▶ **What is expected**
Send back every record word for word, with nothing missing.

▶ **Data extracts**
**********

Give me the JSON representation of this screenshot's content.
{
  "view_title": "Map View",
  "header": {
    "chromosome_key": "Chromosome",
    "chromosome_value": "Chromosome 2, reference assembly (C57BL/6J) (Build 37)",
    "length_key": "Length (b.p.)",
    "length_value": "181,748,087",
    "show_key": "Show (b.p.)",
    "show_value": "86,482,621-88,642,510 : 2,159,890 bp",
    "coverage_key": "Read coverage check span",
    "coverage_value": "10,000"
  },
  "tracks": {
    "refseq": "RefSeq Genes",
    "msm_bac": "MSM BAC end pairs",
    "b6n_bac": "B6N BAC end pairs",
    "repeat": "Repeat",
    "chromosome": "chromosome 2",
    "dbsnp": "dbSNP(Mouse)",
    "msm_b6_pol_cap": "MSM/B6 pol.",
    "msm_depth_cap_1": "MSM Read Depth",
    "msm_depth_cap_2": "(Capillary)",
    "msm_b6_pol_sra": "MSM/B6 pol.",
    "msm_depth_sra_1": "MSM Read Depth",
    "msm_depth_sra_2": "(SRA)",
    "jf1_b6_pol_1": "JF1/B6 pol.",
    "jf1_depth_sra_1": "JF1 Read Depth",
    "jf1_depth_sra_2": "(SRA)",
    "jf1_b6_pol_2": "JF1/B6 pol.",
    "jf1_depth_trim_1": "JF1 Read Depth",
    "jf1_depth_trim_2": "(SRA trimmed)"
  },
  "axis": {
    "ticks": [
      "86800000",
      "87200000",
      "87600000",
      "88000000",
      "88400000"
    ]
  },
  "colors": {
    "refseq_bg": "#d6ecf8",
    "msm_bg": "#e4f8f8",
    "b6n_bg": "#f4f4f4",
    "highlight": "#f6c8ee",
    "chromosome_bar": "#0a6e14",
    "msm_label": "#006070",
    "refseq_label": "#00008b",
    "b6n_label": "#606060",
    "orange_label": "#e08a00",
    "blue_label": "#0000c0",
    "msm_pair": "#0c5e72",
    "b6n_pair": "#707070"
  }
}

**********

▶ **Final answer**
Give me the JSON representation of this screenshot's content.
{
  "view_title": "Map View",
  "header": {
    "chromosome_key": "Chromosome",
    "chromosome_value": "Chromosome 2, reference assembly (C57BL/6J) (Build 37)",
    "length_key": "Length (b.p.)",
    "length_value": "181,748,087",
    "show_key": "Show (b.p.)",
    "show_value": "86,482,621-88,642,510 : 2,159,890 bp",
    "coverage_key": "Read coverage check span",
    "coverage_value": "10,000"
  },
  "tracks": {
    "refseq": "RefSeq Genes",
    "msm_bac": "MSM BAC end pairs",
    "b6n_bac": "B6N BAC end pairs",
    "repeat": "Repeat",
    "chromosome": "chromosome 2",
    "dbsnp": "dbSNP(Mouse)",
    "msm_b6_pol_cap": "MSM/B6 pol.",
    "msm_depth_cap_1": "MSM Read Depth",
    "msm_depth_cap_2": "(Capillary)",
    "msm_b6_pol_sra": "MSM/B6 pol.",
    "msm_depth_sra_1": "MSM Read Depth",
    "msm_depth_sra_2": "(SRA)",
    "jf1_b6_pol_1": "JF1/B6 pol.",
    "jf1_depth_sra_1": "JF1 Read Depth",
    "jf1_depth_sra_2": "(SRA)",
    "jf1_b6_pol_2": "JF1/B6 pol.",
    "jf1_depth_trim_1": "JF1 Read Depth",
    "jf1_depth_trim_2": "(SRA trimmed)"
  },
  "axis": {
    "ticks": [
      "86800000",
      "87200000",
      "87600000",
      "88000000",
      "88400000"
    ]
  },
  "colors": {
    "refseq_bg": "#d6ecf8",
    "msm_bg": "#e4f8f8",
    "b6n_bg": "#f4f4f4",
    "highlight": "#f6c8ee",
    "chromosome_bar": "#0a6e14",
    "msm_label": "#006070",
    "refseq_label": "#00008b",
    "b6n_label": "#606060",
    "orange_label": "#e08a00",
    "blue_label": "#0000c0",
    "msm_pair": "#0c5e72",
    "b6n_pair": "#707070"
  }
}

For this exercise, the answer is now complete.